-- BEGIN Recorded information --
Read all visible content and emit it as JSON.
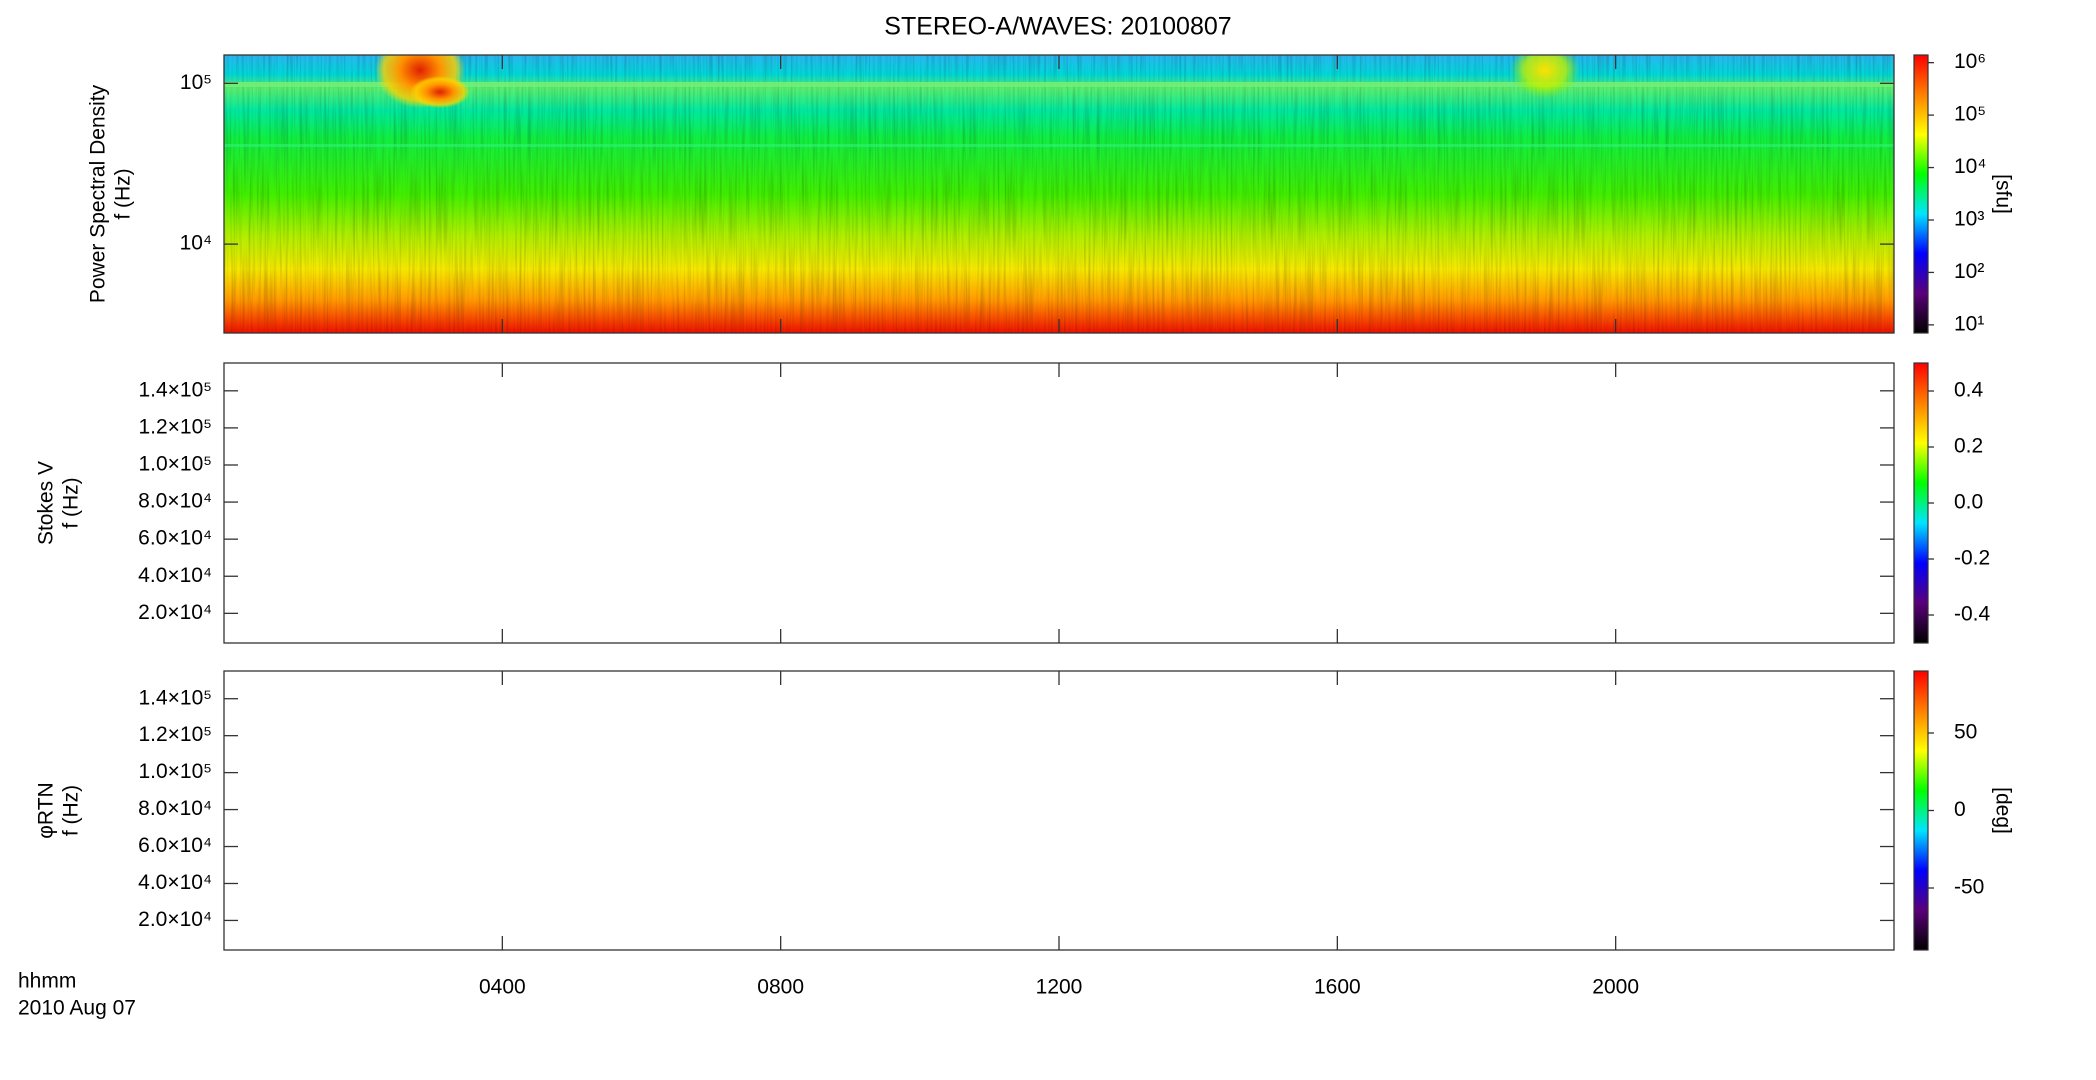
{
  "title": "STEREO-A/WAVES: 20100807",
  "colormap": [
    "#000000",
    "#5a007a",
    "#0000ff",
    "#00e5ff",
    "#00ff00",
    "#ffff00",
    "#ff8000",
    "#ff0000"
  ],
  "chart_data": [
    {
      "type": "heatmap",
      "ylabel": [
        "Power Spectral Density",
        "f (Hz)"
      ],
      "yscale": "log",
      "ylim": [
        2800,
        150000
      ],
      "yticks": [
        {
          "value": 10000,
          "label": "10⁴"
        },
        {
          "value": 100000,
          "label": "10⁵"
        }
      ],
      "xlim": [
        0,
        24
      ],
      "colorbar": {
        "scale": "log",
        "lim": [
          7,
          1400000
        ],
        "ticks": [
          {
            "value": 10,
            "label": "10¹"
          },
          {
            "value": 100,
            "label": "10²"
          },
          {
            "value": 1000,
            "label": "10³"
          },
          {
            "value": 10000,
            "label": "10⁴"
          },
          {
            "value": 100000,
            "label": "10⁵"
          },
          {
            "value": 1000000,
            "label": "10⁶"
          }
        ],
        "label": "[sfu]"
      }
    },
    {
      "type": "heatmap",
      "ylabel": [
        "Stokes V",
        "f (Hz)"
      ],
      "yscale": "linear",
      "ylim": [
        4000,
        155000
      ],
      "yticks": [
        {
          "value": 20000,
          "label": "2.0×10⁴"
        },
        {
          "value": 40000,
          "label": "4.0×10⁴"
        },
        {
          "value": 60000,
          "label": "6.0×10⁴"
        },
        {
          "value": 80000,
          "label": "8.0×10⁴"
        },
        {
          "value": 100000,
          "label": "1.0×10⁵"
        },
        {
          "value": 120000,
          "label": "1.2×10⁵"
        },
        {
          "value": 140000,
          "label": "1.4×10⁵"
        }
      ],
      "xlim": [
        0,
        24
      ],
      "colorbar": {
        "scale": "linear",
        "lim": [
          -0.5,
          0.5
        ],
        "ticks": [
          -0.4,
          -0.2,
          {
            "value": 0,
            "label": "0.0"
          },
          0.2,
          0.4
        ]
      }
    },
    {
      "type": "heatmap",
      "ylabel": [
        "φRTN",
        "f (Hz)"
      ],
      "yscale": "linear",
      "ylim": [
        4000,
        155000
      ],
      "yticks": [
        {
          "value": 20000,
          "label": "2.0×10⁴"
        },
        {
          "value": 40000,
          "label": "4.0×10⁴"
        },
        {
          "value": 60000,
          "label": "6.0×10⁴"
        },
        {
          "value": 80000,
          "label": "8.0×10⁴"
        },
        {
          "value": 100000,
          "label": "1.0×10⁵"
        },
        {
          "value": 120000,
          "label": "1.2×10⁵"
        },
        {
          "value": 140000,
          "label": "1.4×10⁵"
        }
      ],
      "xlim": [
        0,
        24
      ],
      "xticks": [
        {
          "value": 4,
          "label": "0400"
        },
        {
          "value": 8,
          "label": "0800"
        },
        {
          "value": 12,
          "label": "1200"
        },
        {
          "value": 16,
          "label": "1600"
        },
        {
          "value": 20,
          "label": "2000"
        }
      ],
      "xlabel": [
        "hhmm",
        "2010 Aug 07"
      ],
      "colorbar": {
        "scale": "linear",
        "lim": [
          -90,
          90
        ],
        "ticks": [
          -50,
          0,
          50
        ],
        "label": "[deg]"
      }
    }
  ]
}
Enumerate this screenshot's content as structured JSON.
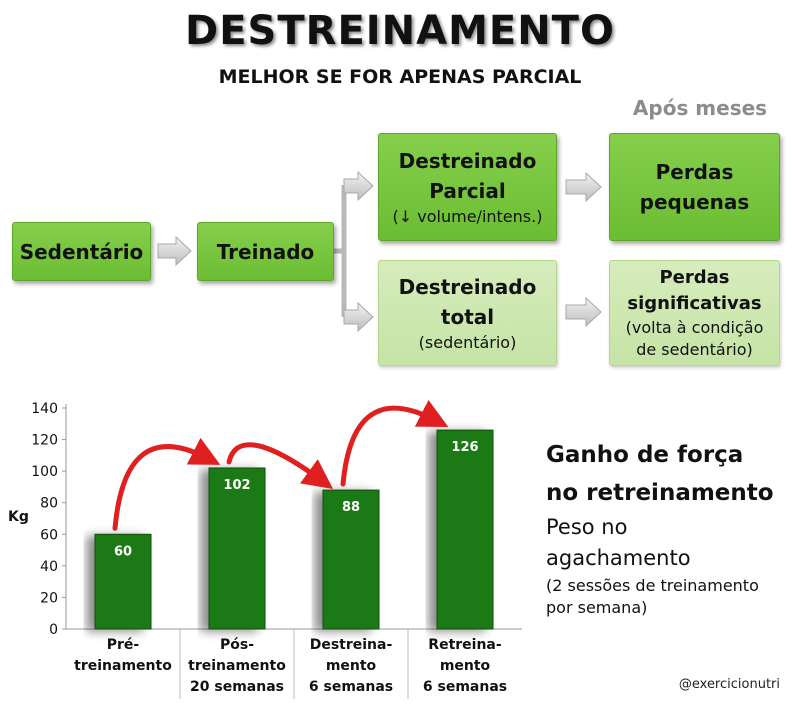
{
  "header": {
    "title": "DESTREINAMENTO",
    "subtitle": "MELHOR SE FOR APENAS PARCIAL",
    "after_label": "Após meses"
  },
  "flow": {
    "sedentario": "Sedentário",
    "treinado": "Treinado",
    "parcial": {
      "line1": "Destreinado",
      "line2": "Parcial",
      "note": "(↓ volume/intens.)"
    },
    "total": {
      "line1": "Destreinado",
      "line2": "total",
      "note": "(sedentário)"
    },
    "perdas_pequenas": {
      "line1": "Perdas",
      "line2": "pequenas"
    },
    "perdas_significativas": {
      "line1": "Perdas",
      "line2": "significativas",
      "note1": "(volta à condição",
      "note2": "de sedentário)"
    }
  },
  "chart_data": {
    "type": "bar",
    "ylabel": "Kg",
    "ylim": [
      0,
      140
    ],
    "yticks": [
      "0",
      "20",
      "40",
      "60",
      "80",
      "100",
      "120",
      "140"
    ],
    "categories": [
      [
        "Pré-",
        "treinamento"
      ],
      [
        "Pós-",
        "treinamento",
        "20 semanas"
      ],
      [
        "Destreina-",
        "mento",
        "6 semanas"
      ],
      [
        "Retreina-",
        "mento",
        "6 semanas"
      ]
    ],
    "values": [
      60,
      102,
      88,
      126
    ],
    "value_labels": [
      "60",
      "102",
      "88",
      "126"
    ],
    "bar_color": "#1a7a12",
    "arrow_color": "#e02020"
  },
  "side": {
    "title1": "Ganho de força",
    "title2": "no retreinamento",
    "sub1": "Peso no",
    "sub2": "agachamento",
    "note1": "(2 sessões de treinamento",
    "note2": "por semana)"
  },
  "credit": "@exercicionutri"
}
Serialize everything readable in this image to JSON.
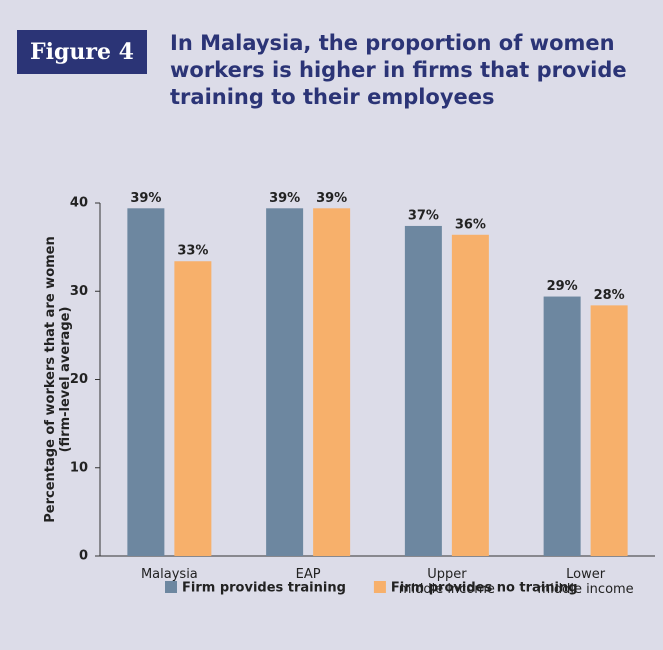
{
  "chart_data": {
    "type": "bar",
    "figure_label": "Figure 4",
    "title": "In Malaysia, the proportion of women workers is higher in firms that provide training to their employees",
    "y_label": [
      "Percentage of workers that are women",
      "(firm-level average)"
    ],
    "categories": [
      [
        "Malaysia"
      ],
      [
        "EAP"
      ],
      [
        "Upper",
        "middle income"
      ],
      [
        "Lower",
        "middle income"
      ]
    ],
    "series": [
      {
        "name": "Firm provides training",
        "color": "#6d87a0",
        "values": [
          39.4,
          39.4,
          37.4,
          29.4
        ],
        "value_labels": [
          "39%",
          "39%",
          "37%",
          "29%"
        ]
      },
      {
        "name": "Firm provides no training",
        "color": "#f7b06b",
        "values": [
          33.4,
          39.4,
          36.4,
          28.4
        ],
        "value_labels": [
          "33%",
          "39%",
          "36%",
          "28%"
        ]
      }
    ],
    "ylim": [
      0,
      40
    ],
    "yticks": [
      0,
      10,
      20,
      30,
      40
    ],
    "grid": false,
    "legend": "bottom"
  }
}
-- END Recorded information --
Task directions: Copy the records above exactly, omitting every picture.

Output below:
Read all visible content and emit it as JSON.
{
  "title": "STEREO-A/WAVES: 20100807",
  "colormap": [
    "#000000",
    "#5a007a",
    "#0000ff",
    "#00e5ff",
    "#00ff00",
    "#ffff00",
    "#ff8000",
    "#ff0000"
  ],
  "chart_data": [
    {
      "type": "heatmap",
      "ylabel": [
        "Power Spectral Density",
        "f (Hz)"
      ],
      "yscale": "log",
      "ylim": [
        2800,
        150000
      ],
      "yticks": [
        {
          "value": 10000,
          "label": "10⁴"
        },
        {
          "value": 100000,
          "label": "10⁵"
        }
      ],
      "xlim": [
        0,
        24
      ],
      "colorbar": {
        "scale": "log",
        "lim": [
          7,
          1400000
        ],
        "ticks": [
          {
            "value": 10,
            "label": "10¹"
          },
          {
            "value": 100,
            "label": "10²"
          },
          {
            "value": 1000,
            "label": "10³"
          },
          {
            "value": 10000,
            "label": "10⁴"
          },
          {
            "value": 100000,
            "label": "10⁵"
          },
          {
            "value": 1000000,
            "label": "10⁶"
          }
        ],
        "label": "[sfu]"
      }
    },
    {
      "type": "heatmap",
      "ylabel": [
        "Stokes V",
        "f (Hz)"
      ],
      "yscale": "linear",
      "ylim": [
        4000,
        155000
      ],
      "yticks": [
        {
          "value": 20000,
          "label": "2.0×10⁴"
        },
        {
          "value": 40000,
          "label": "4.0×10⁴"
        },
        {
          "value": 60000,
          "label": "6.0×10⁴"
        },
        {
          "value": 80000,
          "label": "8.0×10⁴"
        },
        {
          "value": 100000,
          "label": "1.0×10⁵"
        },
        {
          "value": 120000,
          "label": "1.2×10⁵"
        },
        {
          "value": 140000,
          "label": "1.4×10⁵"
        }
      ],
      "xlim": [
        0,
        24
      ],
      "colorbar": {
        "scale": "linear",
        "lim": [
          -0.5,
          0.5
        ],
        "ticks": [
          -0.4,
          -0.2,
          {
            "value": 0,
            "label": "0.0"
          },
          0.2,
          0.4
        ]
      }
    },
    {
      "type": "heatmap",
      "ylabel": [
        "φRTN",
        "f (Hz)"
      ],
      "yscale": "linear",
      "ylim": [
        4000,
        155000
      ],
      "yticks": [
        {
          "value": 20000,
          "label": "2.0×10⁴"
        },
        {
          "value": 40000,
          "label": "4.0×10⁴"
        },
        {
          "value": 60000,
          "label": "6.0×10⁴"
        },
        {
          "value": 80000,
          "label": "8.0×10⁴"
        },
        {
          "value": 100000,
          "label": "1.0×10⁵"
        },
        {
          "value": 120000,
          "label": "1.2×10⁵"
        },
        {
          "value": 140000,
          "label": "1.4×10⁵"
        }
      ],
      "xlim": [
        0,
        24
      ],
      "xticks": [
        {
          "value": 4,
          "label": "0400"
        },
        {
          "value": 8,
          "label": "0800"
        },
        {
          "value": 12,
          "label": "1200"
        },
        {
          "value": 16,
          "label": "1600"
        },
        {
          "value": 20,
          "label": "2000"
        }
      ],
      "xlabel": [
        "hhmm",
        "2010 Aug 07"
      ],
      "colorbar": {
        "scale": "linear",
        "lim": [
          -90,
          90
        ],
        "ticks": [
          -50,
          0,
          50
        ],
        "label": "[deg]"
      }
    }
  ]
}
Enumerate this screenshot's content as structured JSON.
{
  "header": {
    "title": "DESTREINAMENTO",
    "subtitle": "MELHOR SE FOR APENAS PARCIAL",
    "after_label": "Após meses"
  },
  "flow": {
    "sedentario": "Sedentário",
    "treinado": "Treinado",
    "parcial": {
      "line1": "Destreinado",
      "line2": "Parcial",
      "note": "(↓ volume/intens.)"
    },
    "total": {
      "line1": "Destreinado",
      "line2": "total",
      "note": "(sedentário)"
    },
    "perdas_pequenas": {
      "line1": "Perdas",
      "line2": "pequenas"
    },
    "perdas_significativas": {
      "line1": "Perdas",
      "line2": "significativas",
      "note1": "(volta à condição",
      "note2": "de sedentário)"
    }
  },
  "chart_data": {
    "type": "bar",
    "ylabel": "Kg",
    "ylim": [
      0,
      140
    ],
    "yticks": [
      "0",
      "20",
      "40",
      "60",
      "80",
      "100",
      "120",
      "140"
    ],
    "categories": [
      [
        "Pré-",
        "treinamento"
      ],
      [
        "Pós-",
        "treinamento",
        "20 semanas"
      ],
      [
        "Destreina-",
        "mento",
        "6 semanas"
      ],
      [
        "Retreina-",
        "mento",
        "6 semanas"
      ]
    ],
    "values": [
      60,
      102,
      88,
      126
    ],
    "value_labels": [
      "60",
      "102",
      "88",
      "126"
    ],
    "bar_color": "#1a7a12",
    "arrow_color": "#e02020"
  },
  "side": {
    "title1": "Ganho de força",
    "title2": "no retreinamento",
    "sub1": "Peso no",
    "sub2": "agachamento",
    "note1": "(2 sessões de treinamento",
    "note2": "por semana)"
  },
  "credit": "@exercicionutri"
}
Serialize everything readable in this image to JSON.
{
  "chart_data": {
    "type": "bar",
    "figure_label": "Figure 4",
    "title": "In Malaysia, the proportion of women workers is higher in firms that provide training to their employees",
    "y_label": [
      "Percentage of workers that are women",
      "(firm-level average)"
    ],
    "categories": [
      [
        "Malaysia"
      ],
      [
        "EAP"
      ],
      [
        "Upper",
        "middle income"
      ],
      [
        "Lower",
        "middle income"
      ]
    ],
    "series": [
      {
        "name": "Firm provides training",
        "color": "#6d87a0",
        "values": [
          39.4,
          39.4,
          37.4,
          29.4
        ],
        "value_labels": [
          "39%",
          "39%",
          "37%",
          "29%"
        ]
      },
      {
        "name": "Firm provides no training",
        "color": "#f7b06b",
        "values": [
          33.4,
          39.4,
          36.4,
          28.4
        ],
        "value_labels": [
          "33%",
          "39%",
          "36%",
          "28%"
        ]
      }
    ],
    "ylim": [
      0,
      40
    ],
    "yticks": [
      0,
      10,
      20,
      30,
      40
    ],
    "grid": false,
    "legend": "bottom"
  }
}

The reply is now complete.